• WHAT TO WORK ON:
Restate all of the data exactly.

Dataset items:
______

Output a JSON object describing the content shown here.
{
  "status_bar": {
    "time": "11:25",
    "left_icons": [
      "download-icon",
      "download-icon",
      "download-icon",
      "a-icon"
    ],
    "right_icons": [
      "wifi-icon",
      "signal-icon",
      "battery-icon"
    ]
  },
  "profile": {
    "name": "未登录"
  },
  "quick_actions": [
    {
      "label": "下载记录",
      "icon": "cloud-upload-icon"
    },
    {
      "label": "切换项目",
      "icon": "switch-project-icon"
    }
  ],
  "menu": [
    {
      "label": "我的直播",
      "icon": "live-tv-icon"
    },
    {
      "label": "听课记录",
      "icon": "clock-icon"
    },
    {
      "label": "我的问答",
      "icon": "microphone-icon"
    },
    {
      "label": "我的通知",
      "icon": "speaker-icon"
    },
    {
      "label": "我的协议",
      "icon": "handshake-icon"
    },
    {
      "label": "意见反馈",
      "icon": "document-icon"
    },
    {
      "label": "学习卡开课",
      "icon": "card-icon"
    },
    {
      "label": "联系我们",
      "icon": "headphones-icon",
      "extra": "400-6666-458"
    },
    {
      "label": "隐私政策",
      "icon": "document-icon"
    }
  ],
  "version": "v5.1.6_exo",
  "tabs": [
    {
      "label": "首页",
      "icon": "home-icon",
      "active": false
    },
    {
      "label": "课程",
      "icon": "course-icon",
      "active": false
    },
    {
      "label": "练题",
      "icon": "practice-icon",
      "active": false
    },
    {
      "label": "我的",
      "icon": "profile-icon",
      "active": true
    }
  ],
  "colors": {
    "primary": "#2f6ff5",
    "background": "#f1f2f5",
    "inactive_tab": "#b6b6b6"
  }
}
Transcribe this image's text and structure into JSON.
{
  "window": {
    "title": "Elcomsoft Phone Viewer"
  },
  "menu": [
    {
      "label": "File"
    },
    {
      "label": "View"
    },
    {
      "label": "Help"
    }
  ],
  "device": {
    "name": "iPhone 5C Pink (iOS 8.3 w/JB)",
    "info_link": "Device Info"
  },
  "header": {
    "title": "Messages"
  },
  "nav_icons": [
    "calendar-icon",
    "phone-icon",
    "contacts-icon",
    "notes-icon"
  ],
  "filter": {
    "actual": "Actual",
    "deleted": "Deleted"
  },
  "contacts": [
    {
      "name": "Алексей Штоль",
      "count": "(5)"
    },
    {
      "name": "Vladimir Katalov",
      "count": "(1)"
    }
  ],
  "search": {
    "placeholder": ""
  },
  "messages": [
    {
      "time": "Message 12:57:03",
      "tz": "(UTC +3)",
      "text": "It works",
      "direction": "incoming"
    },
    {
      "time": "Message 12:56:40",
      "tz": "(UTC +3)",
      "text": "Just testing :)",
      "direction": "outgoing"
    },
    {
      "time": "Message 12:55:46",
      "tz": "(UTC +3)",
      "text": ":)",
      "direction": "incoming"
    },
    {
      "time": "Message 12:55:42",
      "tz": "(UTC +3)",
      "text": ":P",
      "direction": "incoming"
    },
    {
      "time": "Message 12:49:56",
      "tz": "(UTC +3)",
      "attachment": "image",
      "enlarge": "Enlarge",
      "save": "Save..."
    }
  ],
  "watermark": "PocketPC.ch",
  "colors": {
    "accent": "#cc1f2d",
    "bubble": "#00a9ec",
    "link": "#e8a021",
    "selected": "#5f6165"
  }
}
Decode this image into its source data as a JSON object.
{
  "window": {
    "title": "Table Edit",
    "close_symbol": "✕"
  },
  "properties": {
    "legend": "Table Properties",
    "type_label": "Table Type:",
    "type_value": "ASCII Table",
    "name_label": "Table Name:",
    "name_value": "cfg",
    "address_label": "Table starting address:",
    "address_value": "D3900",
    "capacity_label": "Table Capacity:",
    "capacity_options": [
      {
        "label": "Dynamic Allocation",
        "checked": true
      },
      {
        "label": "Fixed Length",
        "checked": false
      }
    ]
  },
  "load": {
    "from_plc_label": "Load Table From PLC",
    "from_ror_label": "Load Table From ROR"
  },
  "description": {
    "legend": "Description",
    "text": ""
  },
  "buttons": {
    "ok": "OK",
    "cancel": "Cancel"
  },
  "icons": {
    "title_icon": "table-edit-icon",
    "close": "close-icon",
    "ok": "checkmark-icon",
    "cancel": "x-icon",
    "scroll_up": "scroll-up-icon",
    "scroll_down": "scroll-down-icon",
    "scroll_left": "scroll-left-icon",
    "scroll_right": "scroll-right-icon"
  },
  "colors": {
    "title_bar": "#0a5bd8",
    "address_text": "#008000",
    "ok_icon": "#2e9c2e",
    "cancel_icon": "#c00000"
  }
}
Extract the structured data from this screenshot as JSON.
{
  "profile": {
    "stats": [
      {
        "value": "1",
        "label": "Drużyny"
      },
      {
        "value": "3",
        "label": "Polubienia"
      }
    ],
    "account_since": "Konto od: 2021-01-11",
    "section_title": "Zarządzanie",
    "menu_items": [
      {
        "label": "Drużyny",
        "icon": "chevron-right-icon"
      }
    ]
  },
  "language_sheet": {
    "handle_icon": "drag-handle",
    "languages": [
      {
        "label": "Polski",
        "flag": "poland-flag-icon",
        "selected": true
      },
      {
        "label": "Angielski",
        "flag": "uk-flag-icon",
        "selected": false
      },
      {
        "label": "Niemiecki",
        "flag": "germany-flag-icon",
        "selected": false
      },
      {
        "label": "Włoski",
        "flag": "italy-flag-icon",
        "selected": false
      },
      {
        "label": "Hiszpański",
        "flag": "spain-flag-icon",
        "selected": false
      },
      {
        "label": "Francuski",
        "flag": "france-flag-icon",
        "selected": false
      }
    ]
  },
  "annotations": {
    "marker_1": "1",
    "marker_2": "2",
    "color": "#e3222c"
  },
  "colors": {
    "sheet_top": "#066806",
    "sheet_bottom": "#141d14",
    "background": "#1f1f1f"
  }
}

______

• REPLY:
Output a JSON object describing the content shown here.
{
  "status_bar": {
    "time": "11:25",
    "left_icons": [
      "download-icon",
      "download-icon",
      "download-icon",
      "a-icon"
    ],
    "right_icons": [
      "wifi-icon",
      "signal-icon",
      "battery-icon"
    ]
  },
  "profile": {
    "name": "未登录"
  },
  "quick_actions": [
    {
      "label": "下载记录",
      "icon": "cloud-upload-icon"
    },
    {
      "label": "切换项目",
      "icon": "switch-project-icon"
    }
  ],
  "menu": [
    {
      "label": "我的直播",
      "icon": "live-tv-icon"
    },
    {
      "label": "听课记录",
      "icon": "clock-icon"
    },
    {
      "label": "我的问答",
      "icon": "microphone-icon"
    },
    {
      "label": "我的通知",
      "icon": "speaker-icon"
    },
    {
      "label": "我的协议",
      "icon": "handshake-icon"
    },
    {
      "label": "意见反馈",
      "icon": "document-icon"
    },
    {
      "label": "学习卡开课",
      "icon": "card-icon"
    },
    {
      "label": "联系我们",
      "icon": "headphones-icon",
      "extra": "400-6666-458"
    },
    {
      "label": "隐私政策",
      "icon": "document-icon"
    }
  ],
  "version": "v5.1.6_exo",
  "tabs": [
    {
      "label": "首页",
      "icon": "home-icon",
      "active": false
    },
    {
      "label": "课程",
      "icon": "course-icon",
      "active": false
    },
    {
      "label": "练题",
      "icon": "practice-icon",
      "active": false
    },
    {
      "label": "我的",
      "icon": "profile-icon",
      "active": true
    }
  ],
  "colors": {
    "primary": "#2f6ff5",
    "background": "#f1f2f5",
    "inactive_tab": "#b6b6b6"
  }
}
Transcribe this image's text and structure into JSON.
{
  "window": {
    "title": "Elcomsoft Phone Viewer"
  },
  "menu": [
    {
      "label": "File"
    },
    {
      "label": "View"
    },
    {
      "label": "Help"
    }
  ],
  "device": {
    "name": "iPhone 5C Pink (iOS 8.3 w/JB)",
    "info_link": "Device Info"
  },
  "header": {
    "title": "Messages"
  },
  "nav_icons": [
    "calendar-icon",
    "phone-icon",
    "contacts-icon",
    "notes-icon"
  ],
  "filter": {
    "actual": "Actual",
    "deleted": "Deleted"
  },
  "contacts": [
    {
      "name": "Алексей Штоль",
      "count": "(5)"
    },
    {
      "name": "Vladimir Katalov",
      "count": "(1)"
    }
  ],
  "search": {
    "placeholder": ""
  },
  "messages": [
    {
      "time": "Message 12:57:03",
      "tz": "(UTC +3)",
      "text": "It works",
      "direction": "incoming"
    },
    {
      "time": "Message 12:56:40",
      "tz": "(UTC +3)",
      "text": "Just testing :)",
      "direction": "outgoing"
    },
    {
      "time": "Message 12:55:46",
      "tz": "(UTC +3)",
      "text": ":)",
      "direction": "incoming"
    },
    {
      "time": "Message 12:55:42",
      "tz": "(UTC +3)",
      "text": ":P",
      "direction": "incoming"
    },
    {
      "time": "Message 12:49:56",
      "tz": "(UTC +3)",
      "attachment": "image",
      "enlarge": "Enlarge",
      "save": "Save..."
    }
  ],
  "watermark": "PocketPC.ch",
  "colors": {
    "accent": "#cc1f2d",
    "bubble": "#00a9ec",
    "link": "#e8a021",
    "selected": "#5f6165"
  }
}
Decode this image into its source data as a JSON object.
{
  "window": {
    "title": "Table Edit",
    "close_symbol": "✕"
  },
  "properties": {
    "legend": "Table Properties",
    "type_label": "Table Type:",
    "type_value": "ASCII Table",
    "name_label": "Table Name:",
    "name_value": "cfg",
    "address_label": "Table starting address:",
    "address_value": "D3900",
    "capacity_label": "Table Capacity:",
    "capacity_options": [
      {
        "label": "Dynamic Allocation",
        "checked": true
      },
      {
        "label": "Fixed Length",
        "checked": false
      }
    ]
  },
  "load": {
    "from_plc_label": "Load Table From PLC",
    "from_ror_label": "Load Table From ROR"
  },
  "description": {
    "legend": "Description",
    "text": ""
  },
  "buttons": {
    "ok": "OK",
    "cancel": "Cancel"
  },
  "icons": {
    "title_icon": "table-edit-icon",
    "close": "close-icon",
    "ok": "checkmark-icon",
    "cancel": "x-icon",
    "scroll_up": "scroll-up-icon",
    "scroll_down": "scroll-down-icon",
    "scroll_left": "scroll-left-icon",
    "scroll_right": "scroll-right-icon"
  },
  "colors": {
    "title_bar": "#0a5bd8",
    "address_text": "#008000",
    "ok_icon": "#2e9c2e",
    "cancel_icon": "#c00000"
  }
}
Extract the structured data from this screenshot as JSON.
{
  "profile": {
    "stats": [
      {
        "value": "1",
        "label": "Drużyny"
      },
      {
        "value": "3",
        "label": "Polubienia"
      }
    ],
    "account_since": "Konto od: 2021-01-11",
    "section_title": "Zarządzanie",
    "menu_items": [
      {
        "label": "Drużyny",
        "icon": "chevron-right-icon"
      }
    ]
  },
  "language_sheet": {
    "handle_icon": "drag-handle",
    "languages": [
      {
        "label": "Polski",
        "flag": "poland-flag-icon",
        "selected": true
      },
      {
        "label": "Angielski",
        "flag": "uk-flag-icon",
        "selected": false
      },
      {
        "label": "Niemiecki",
        "flag": "germany-flag-icon",
        "selected": false
      },
      {
        "label": "Włoski",
        "flag": "italy-flag-icon",
        "selected": false
      },
      {
        "label": "Hiszpański",
        "flag": "spain-flag-icon",
        "selected": false
      },
      {
        "label": "Francuski",
        "flag": "france-flag-icon",
        "selected": false
      }
    ]
  },
  "annotations": {
    "marker_1": "1",
    "marker_2": "2",
    "color": "#e3222c"
  },
  "colors": {
    "sheet_top": "#066806",
    "sheet_bottom": "#141d14",
    "background": "#1f1f1f"
  }
}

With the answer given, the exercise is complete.